Among the lines below, list those containing the string "document".

#####

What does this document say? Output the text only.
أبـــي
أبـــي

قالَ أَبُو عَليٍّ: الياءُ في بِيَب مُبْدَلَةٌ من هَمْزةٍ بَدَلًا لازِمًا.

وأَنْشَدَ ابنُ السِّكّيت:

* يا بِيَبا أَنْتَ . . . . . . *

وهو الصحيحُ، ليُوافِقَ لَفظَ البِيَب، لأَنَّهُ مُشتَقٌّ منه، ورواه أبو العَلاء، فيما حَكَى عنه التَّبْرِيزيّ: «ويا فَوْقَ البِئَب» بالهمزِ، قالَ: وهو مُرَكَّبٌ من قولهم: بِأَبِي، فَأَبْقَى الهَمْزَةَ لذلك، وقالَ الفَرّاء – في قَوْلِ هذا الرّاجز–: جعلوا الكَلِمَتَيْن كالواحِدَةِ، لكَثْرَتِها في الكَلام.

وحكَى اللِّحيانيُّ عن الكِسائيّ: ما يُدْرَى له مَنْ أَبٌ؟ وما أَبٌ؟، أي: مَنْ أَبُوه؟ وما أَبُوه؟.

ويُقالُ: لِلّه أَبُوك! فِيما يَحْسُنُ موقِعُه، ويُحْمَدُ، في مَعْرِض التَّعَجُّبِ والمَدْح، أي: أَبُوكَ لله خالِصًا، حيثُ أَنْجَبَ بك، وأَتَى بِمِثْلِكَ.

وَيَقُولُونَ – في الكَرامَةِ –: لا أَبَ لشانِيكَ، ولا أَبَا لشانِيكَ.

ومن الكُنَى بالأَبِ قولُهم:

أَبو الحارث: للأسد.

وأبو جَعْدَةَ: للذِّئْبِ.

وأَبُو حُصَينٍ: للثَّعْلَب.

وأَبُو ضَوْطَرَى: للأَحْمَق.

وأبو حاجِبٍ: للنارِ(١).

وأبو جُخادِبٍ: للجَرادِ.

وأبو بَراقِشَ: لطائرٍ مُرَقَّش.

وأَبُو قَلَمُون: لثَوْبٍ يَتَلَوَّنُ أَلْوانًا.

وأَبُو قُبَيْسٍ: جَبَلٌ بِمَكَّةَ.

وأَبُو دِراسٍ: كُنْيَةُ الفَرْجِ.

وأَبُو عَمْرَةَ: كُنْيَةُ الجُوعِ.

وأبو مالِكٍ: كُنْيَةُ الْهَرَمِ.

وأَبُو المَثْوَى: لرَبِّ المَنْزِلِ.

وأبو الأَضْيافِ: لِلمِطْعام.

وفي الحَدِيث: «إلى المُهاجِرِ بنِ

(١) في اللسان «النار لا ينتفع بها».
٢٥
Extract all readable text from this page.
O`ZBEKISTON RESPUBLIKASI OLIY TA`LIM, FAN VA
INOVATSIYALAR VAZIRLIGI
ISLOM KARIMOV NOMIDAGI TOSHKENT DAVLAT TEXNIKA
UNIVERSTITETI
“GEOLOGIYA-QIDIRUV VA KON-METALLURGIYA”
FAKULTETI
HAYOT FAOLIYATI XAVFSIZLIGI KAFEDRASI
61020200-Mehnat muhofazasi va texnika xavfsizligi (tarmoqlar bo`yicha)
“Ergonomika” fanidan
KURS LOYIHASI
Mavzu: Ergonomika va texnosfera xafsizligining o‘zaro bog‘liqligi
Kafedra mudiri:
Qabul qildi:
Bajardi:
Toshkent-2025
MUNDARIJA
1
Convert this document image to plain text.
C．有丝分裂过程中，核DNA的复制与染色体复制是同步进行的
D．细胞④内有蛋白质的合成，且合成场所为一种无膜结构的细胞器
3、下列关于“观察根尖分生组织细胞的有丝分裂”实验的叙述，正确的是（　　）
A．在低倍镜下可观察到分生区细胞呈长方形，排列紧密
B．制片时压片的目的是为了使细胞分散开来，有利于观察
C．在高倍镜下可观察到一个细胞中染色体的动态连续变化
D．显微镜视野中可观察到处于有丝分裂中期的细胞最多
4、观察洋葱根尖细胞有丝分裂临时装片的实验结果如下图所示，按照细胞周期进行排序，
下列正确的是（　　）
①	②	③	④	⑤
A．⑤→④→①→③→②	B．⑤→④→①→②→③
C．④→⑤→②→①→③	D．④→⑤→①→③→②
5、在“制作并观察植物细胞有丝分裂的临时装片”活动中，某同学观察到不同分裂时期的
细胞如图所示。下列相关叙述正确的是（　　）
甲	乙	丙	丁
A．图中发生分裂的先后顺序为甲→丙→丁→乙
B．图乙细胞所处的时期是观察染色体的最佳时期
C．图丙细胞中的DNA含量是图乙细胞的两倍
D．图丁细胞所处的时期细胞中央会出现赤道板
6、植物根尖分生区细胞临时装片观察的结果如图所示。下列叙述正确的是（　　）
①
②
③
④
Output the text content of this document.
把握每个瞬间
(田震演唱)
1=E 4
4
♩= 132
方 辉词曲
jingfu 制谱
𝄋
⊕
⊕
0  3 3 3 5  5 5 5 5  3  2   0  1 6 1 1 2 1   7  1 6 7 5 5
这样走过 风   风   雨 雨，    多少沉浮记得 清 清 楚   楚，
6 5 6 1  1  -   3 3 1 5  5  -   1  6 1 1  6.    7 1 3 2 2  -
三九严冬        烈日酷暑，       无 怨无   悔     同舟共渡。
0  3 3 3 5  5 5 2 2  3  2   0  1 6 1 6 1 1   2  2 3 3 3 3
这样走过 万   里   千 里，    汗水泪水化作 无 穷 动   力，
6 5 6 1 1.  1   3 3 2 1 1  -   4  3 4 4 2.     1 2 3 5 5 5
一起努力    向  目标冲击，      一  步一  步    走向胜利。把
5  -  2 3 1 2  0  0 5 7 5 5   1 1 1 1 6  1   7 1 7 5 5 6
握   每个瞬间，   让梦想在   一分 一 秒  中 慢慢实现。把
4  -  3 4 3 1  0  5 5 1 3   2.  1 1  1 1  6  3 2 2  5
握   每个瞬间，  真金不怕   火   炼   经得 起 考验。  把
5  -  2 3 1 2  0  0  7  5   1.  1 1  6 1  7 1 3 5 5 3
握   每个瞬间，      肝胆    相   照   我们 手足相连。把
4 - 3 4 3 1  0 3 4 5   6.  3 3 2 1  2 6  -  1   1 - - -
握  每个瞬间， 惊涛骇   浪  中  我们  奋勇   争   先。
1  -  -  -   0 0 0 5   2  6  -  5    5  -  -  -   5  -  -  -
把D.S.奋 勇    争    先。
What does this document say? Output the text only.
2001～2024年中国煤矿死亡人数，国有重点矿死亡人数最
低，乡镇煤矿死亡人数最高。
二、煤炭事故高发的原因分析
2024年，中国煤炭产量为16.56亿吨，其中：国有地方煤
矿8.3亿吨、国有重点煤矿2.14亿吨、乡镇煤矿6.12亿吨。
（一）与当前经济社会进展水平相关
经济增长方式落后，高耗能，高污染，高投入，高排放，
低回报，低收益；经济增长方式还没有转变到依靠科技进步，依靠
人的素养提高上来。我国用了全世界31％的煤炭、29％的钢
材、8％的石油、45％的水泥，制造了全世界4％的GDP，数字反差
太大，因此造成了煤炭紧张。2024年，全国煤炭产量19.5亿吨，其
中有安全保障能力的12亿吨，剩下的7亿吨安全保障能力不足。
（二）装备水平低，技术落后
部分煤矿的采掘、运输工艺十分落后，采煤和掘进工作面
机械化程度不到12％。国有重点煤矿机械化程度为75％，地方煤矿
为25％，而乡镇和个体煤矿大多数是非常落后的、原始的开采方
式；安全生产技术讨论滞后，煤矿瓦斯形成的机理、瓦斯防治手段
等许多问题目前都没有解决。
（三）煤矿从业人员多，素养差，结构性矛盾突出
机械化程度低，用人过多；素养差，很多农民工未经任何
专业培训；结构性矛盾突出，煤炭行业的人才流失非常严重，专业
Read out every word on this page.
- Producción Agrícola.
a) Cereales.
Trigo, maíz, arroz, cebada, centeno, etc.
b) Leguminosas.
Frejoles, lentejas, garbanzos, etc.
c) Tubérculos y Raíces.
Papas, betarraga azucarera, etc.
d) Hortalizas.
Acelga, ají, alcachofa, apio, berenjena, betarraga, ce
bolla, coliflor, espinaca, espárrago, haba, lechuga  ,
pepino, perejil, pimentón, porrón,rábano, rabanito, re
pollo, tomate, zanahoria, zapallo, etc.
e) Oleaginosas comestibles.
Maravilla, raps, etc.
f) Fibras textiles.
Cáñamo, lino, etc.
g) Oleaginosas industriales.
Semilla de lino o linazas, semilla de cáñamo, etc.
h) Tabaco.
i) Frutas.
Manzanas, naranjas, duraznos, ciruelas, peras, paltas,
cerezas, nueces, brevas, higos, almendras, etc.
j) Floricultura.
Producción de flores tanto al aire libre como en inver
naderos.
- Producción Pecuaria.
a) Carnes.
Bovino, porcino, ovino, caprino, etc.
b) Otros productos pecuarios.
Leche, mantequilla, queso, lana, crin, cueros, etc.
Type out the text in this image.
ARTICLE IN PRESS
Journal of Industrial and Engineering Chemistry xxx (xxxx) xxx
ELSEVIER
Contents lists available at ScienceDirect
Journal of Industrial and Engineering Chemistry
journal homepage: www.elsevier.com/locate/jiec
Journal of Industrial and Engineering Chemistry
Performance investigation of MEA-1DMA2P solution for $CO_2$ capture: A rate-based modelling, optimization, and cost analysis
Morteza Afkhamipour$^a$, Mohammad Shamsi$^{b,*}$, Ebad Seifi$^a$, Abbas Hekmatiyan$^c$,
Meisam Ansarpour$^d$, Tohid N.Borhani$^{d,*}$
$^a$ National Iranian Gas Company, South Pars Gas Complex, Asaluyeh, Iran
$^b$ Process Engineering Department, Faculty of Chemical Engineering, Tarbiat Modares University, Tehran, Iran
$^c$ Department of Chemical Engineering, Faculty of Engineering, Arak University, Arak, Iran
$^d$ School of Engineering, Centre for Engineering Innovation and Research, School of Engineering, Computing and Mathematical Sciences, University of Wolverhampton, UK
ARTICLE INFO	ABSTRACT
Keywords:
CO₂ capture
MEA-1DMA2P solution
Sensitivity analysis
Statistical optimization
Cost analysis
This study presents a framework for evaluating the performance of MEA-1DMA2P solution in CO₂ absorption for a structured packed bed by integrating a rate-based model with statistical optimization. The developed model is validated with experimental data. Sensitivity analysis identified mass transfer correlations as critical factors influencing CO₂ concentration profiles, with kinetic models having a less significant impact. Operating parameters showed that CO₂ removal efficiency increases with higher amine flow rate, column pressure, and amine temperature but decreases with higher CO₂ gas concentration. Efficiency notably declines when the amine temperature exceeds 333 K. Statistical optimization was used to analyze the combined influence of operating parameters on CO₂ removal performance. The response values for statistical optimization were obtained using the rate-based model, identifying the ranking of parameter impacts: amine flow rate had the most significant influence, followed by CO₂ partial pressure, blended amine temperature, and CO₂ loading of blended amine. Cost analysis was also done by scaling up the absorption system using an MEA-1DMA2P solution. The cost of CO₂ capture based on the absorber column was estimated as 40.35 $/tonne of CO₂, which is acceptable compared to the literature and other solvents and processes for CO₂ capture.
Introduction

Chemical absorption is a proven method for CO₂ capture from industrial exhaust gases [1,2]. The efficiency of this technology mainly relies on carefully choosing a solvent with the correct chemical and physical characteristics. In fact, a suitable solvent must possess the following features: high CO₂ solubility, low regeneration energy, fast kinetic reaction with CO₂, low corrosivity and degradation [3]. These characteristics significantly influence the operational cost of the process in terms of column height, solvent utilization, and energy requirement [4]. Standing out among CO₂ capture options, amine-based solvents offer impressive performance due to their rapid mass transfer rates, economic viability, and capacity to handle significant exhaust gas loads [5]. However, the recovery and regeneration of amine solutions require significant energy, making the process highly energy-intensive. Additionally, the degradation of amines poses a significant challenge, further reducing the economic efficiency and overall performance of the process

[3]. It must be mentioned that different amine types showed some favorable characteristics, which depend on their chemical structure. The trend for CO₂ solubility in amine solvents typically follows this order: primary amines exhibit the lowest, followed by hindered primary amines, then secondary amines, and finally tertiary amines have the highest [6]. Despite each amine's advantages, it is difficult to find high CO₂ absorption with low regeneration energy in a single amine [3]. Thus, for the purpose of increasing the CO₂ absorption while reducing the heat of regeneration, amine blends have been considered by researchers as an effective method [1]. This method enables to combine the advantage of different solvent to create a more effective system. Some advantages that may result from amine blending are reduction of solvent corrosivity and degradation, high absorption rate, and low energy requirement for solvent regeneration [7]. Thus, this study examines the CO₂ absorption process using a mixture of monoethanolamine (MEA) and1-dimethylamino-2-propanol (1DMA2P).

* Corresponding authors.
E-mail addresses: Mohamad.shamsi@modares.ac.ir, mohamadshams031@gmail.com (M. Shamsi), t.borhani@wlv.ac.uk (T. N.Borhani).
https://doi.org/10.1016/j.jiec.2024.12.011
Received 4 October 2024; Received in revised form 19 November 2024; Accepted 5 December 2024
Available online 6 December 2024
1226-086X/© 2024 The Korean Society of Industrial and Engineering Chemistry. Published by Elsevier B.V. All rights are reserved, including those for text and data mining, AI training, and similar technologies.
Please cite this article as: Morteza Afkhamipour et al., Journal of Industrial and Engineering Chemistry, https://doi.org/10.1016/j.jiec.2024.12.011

#####

### EXERCISE RESPONSE
What does this document say? Output the text only.
Convert this document image to plain text.
Output the text content of this document.
What does this document say? Output the text only.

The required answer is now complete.